[START OF Record list]
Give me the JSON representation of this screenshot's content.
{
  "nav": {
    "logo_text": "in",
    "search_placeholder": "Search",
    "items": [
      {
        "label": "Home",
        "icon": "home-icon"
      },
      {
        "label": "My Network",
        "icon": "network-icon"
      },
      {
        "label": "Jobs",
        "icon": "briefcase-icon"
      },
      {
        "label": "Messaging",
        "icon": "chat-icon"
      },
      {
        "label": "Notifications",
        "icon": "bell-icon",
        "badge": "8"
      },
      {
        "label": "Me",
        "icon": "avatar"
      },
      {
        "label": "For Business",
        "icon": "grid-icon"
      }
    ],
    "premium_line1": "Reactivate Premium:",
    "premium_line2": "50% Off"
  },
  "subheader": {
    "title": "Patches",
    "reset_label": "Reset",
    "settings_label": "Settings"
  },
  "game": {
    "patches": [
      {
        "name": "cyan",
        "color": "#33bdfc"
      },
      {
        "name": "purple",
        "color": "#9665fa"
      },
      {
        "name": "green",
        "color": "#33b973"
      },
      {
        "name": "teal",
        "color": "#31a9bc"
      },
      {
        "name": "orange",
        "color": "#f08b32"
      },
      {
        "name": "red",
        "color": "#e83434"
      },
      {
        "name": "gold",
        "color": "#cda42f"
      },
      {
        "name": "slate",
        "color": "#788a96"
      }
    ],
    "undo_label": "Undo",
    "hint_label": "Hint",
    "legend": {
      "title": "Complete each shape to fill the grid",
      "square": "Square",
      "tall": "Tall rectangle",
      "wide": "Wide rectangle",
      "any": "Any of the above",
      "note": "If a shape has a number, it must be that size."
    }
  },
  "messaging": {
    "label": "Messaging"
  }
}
[END OF Record list]
## Short problem:
Of the lines in the material above, state how many contain the string "name"; give no other text.

## Task solution:
8